■ Aim of the exercise:
Return a copy of each line that holds the string "document".

■ Supplied entries:
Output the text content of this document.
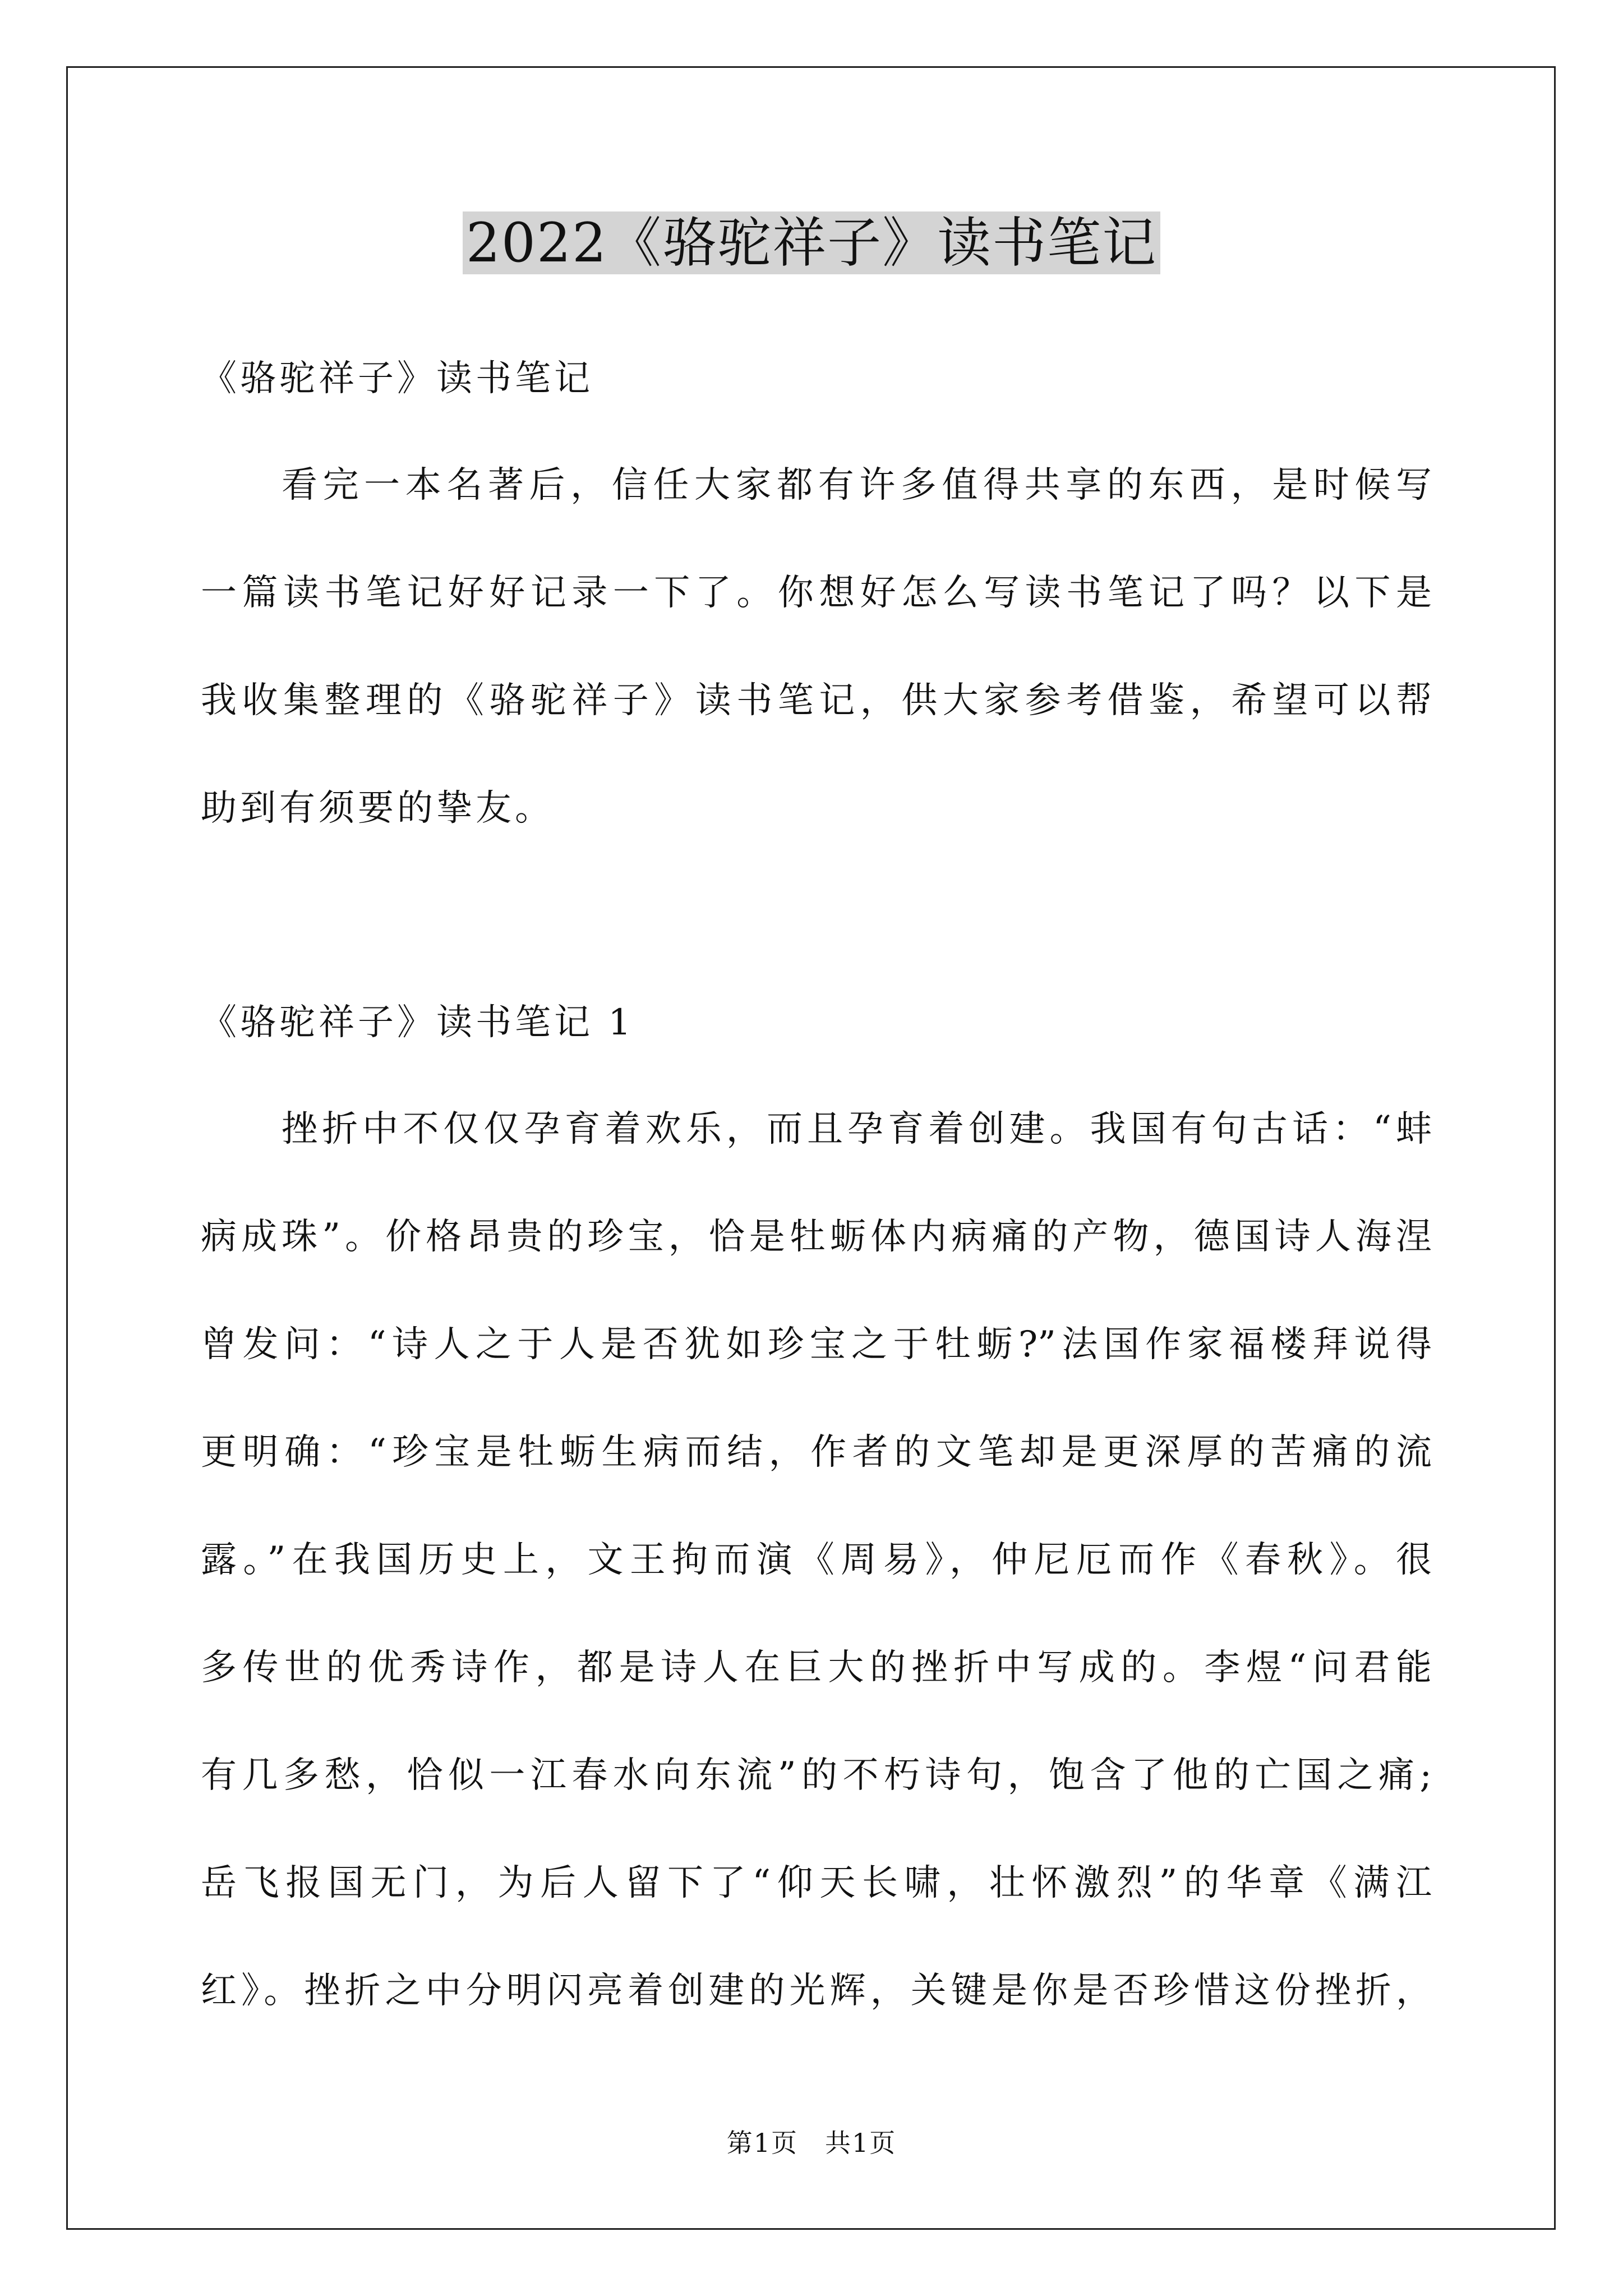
2022《骆驼祥子》读书笔记
《骆驼祥子》读书笔记
看完一本名著后，信任大家都有许多值得共享的东西，是时候写
一篇读书笔记好好记录一下了。你想好怎么写读书笔记了吗？以下是
我收集整理的《骆驼祥子》读书笔记，供大家参考借鉴，希望可以帮
助到有须要的挚友。
《骆驼祥子》读书笔记 1
挫折中不仅仅孕育着欢乐，而且孕育着创建。我国有句古话：“蚌
病成珠”。价格昂贵的珍宝，恰是牡蛎体内病痛的产物，德国诗人海涅
曾发问：“诗人之于人是否犹如珍宝之于牡蛎?”法国作家福楼拜说得
更明确：“珍宝是牡蛎生病而结，作者的文笔却是更深厚的苦痛的流
露。”在我国历史上，文王拘而演《周易》，仲尼厄而作《春秋》。很
多传世的优秀诗作，都是诗人在巨大的挫折中写成的。李煜“问君能
有几多愁，恰似一江春水向东流”的不朽诗句，饱含了他的亡国之痛;
岳飞报国无门，为后人留下了“仰天长啸，壮怀激烈”的华章《满江
红》。挫折之中分明闪亮着创建的光辉，关键是你是否珍惜这份挫折，
第1页　共1页
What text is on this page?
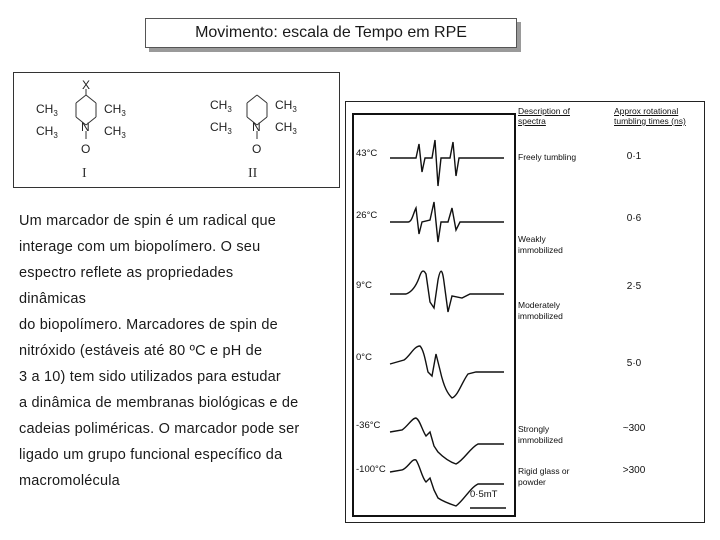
Movimento: escala de Tempo em RPE
X
$CH_3$
$CH_3$
$CH_3$
$CH_3$
N
O
I
$CH_3$
$CH_3$
$CH_3$
$CH_3$
N
O
II
Um marcador de spin é um radical que
interage com um biopolímero. O seu
espectro reflete as propriedades
dinâmicas
do biopolímero. Marcadores de spin de
nitróxido (estáveis até 80 ºC e pH de
3 a 10) tem sido utilizados para estudar
a dinâmica de membranas biológicas e de
cadeias poliméricas. O marcador pode ser
ligado um grupo funcional específico da
macromolécula
Description of
spectra
Approx rotational
tumbling times (ns)
43°C
26°C
9°C
0°C
-36°C
-100°C
Freely tumbling
Weakly immobilized
Moderately immobilized
Strongly immobilized
Rigid glass or powder
0·1
0·6
2·5
5·0
~300
>300
0·5mT
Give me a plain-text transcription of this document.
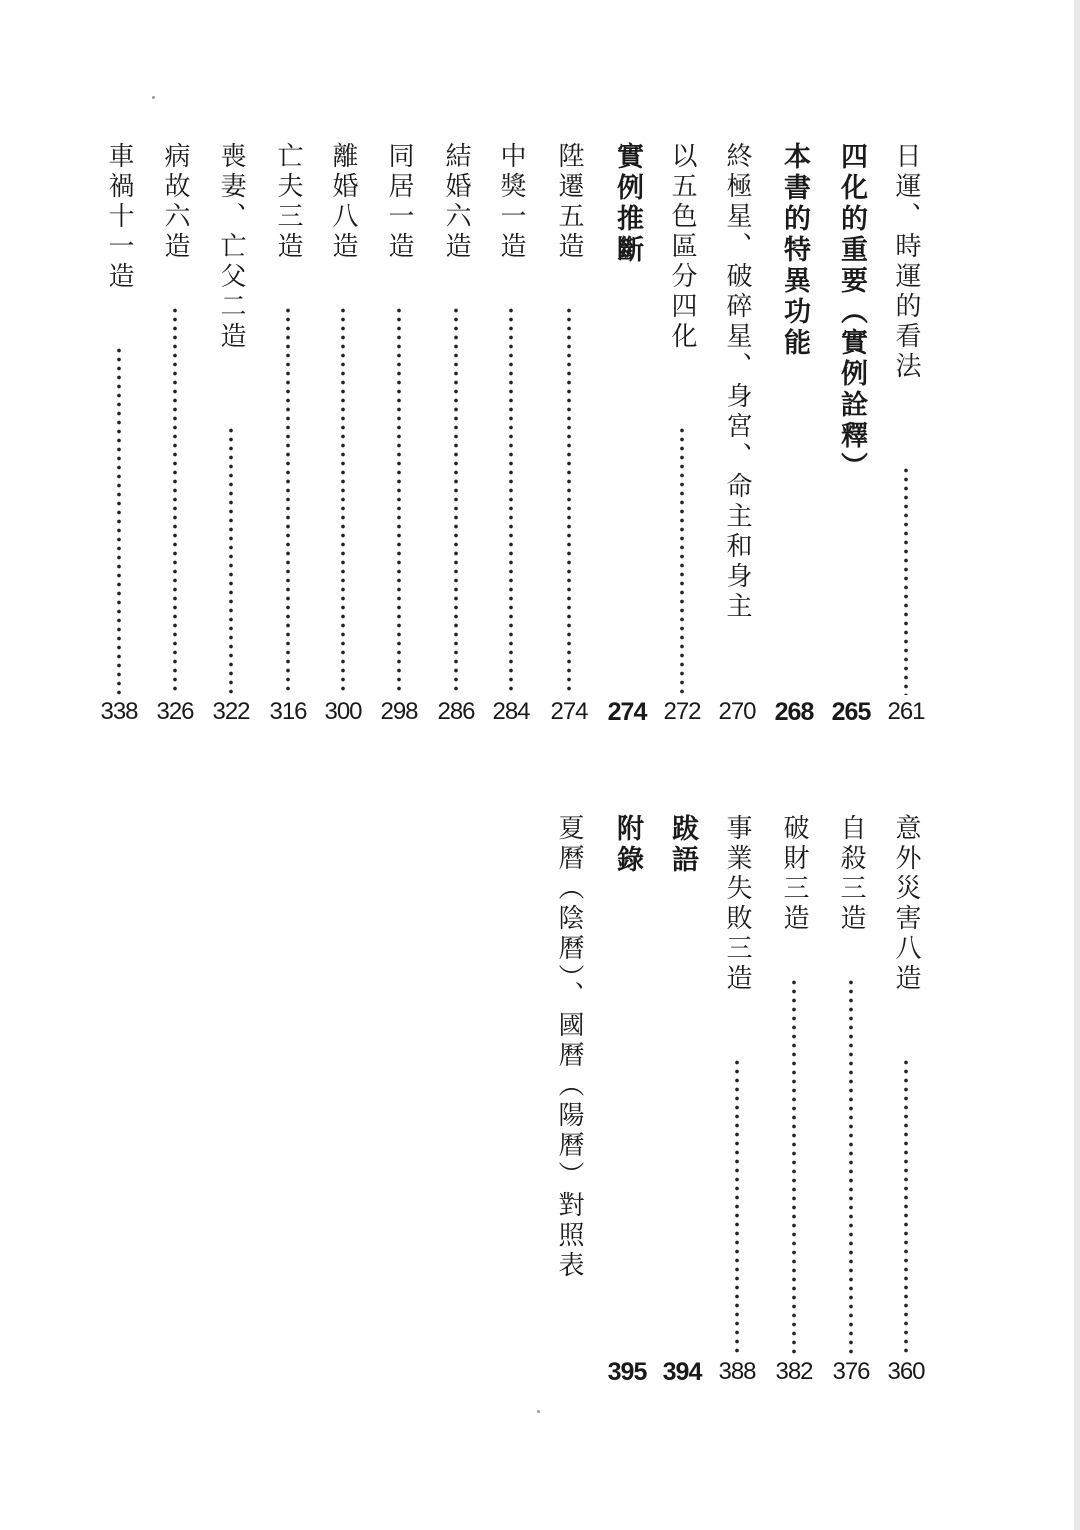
日運、時運的看法
261
四化的重要（實例詮釋）
265
本書的特異功能
268
終極星、破碎星、身宮、命主和身主
270
以五色區分四化
272
實例推斷
274
陞遷五造
274
中獎一造
284
結婚六造
286
同居一造
298
離婚八造
300
亡夫三造
316
喪妻、亡父二造
322
病故六造
326
車禍十一造
338
意外災害八造
360
自殺三造
376
破財三造
382
事業失敗三造
388
跋語
394
附錄
395
夏曆（陰曆）、國曆（陽曆）對照表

■ Task response:
Output the text content of this document.
Give me a plain-text transcription of this document.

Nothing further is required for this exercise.